Source records ::
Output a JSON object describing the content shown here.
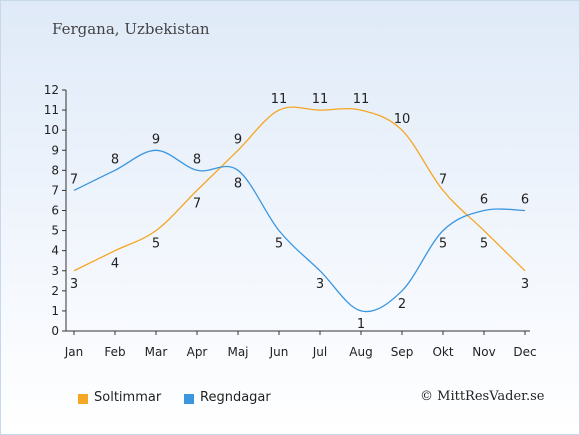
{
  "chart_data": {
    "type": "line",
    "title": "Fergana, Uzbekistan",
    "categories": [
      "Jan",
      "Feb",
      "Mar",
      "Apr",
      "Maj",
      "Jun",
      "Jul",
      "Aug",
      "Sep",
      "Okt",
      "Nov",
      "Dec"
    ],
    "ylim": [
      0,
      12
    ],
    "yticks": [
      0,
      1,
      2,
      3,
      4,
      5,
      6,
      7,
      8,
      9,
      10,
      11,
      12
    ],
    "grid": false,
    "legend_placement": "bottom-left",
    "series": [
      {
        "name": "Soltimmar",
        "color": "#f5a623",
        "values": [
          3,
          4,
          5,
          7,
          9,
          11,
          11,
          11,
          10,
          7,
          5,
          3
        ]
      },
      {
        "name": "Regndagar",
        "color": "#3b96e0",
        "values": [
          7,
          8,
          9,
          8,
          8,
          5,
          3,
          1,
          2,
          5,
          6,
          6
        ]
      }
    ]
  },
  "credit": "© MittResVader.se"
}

Task :: Every line of the material is to be quoted exactly, with no pictures carried over.

Expected answer ::
Output a JSON object describing the content shown here.
{
  "chart_data": {
    "type": "line",
    "title": "Fergana, Uzbekistan",
    "categories": [
      "Jan",
      "Feb",
      "Mar",
      "Apr",
      "Maj",
      "Jun",
      "Jul",
      "Aug",
      "Sep",
      "Okt",
      "Nov",
      "Dec"
    ],
    "ylim": [
      0,
      12
    ],
    "yticks": [
      0,
      1,
      2,
      3,
      4,
      5,
      6,
      7,
      8,
      9,
      10,
      11,
      12
    ],
    "grid": false,
    "legend_placement": "bottom-left",
    "series": [
      {
        "name": "Soltimmar",
        "color": "#f5a623",
        "values": [
          3,
          4,
          5,
          7,
          9,
          11,
          11,
          11,
          10,
          7,
          5,
          3
        ]
      },
      {
        "name": "Regndagar",
        "color": "#3b96e0",
        "values": [
          7,
          8,
          9,
          8,
          8,
          5,
          3,
          1,
          2,
          5,
          6,
          6
        ]
      }
    ]
  },
  "credit": "© MittResVader.se"
}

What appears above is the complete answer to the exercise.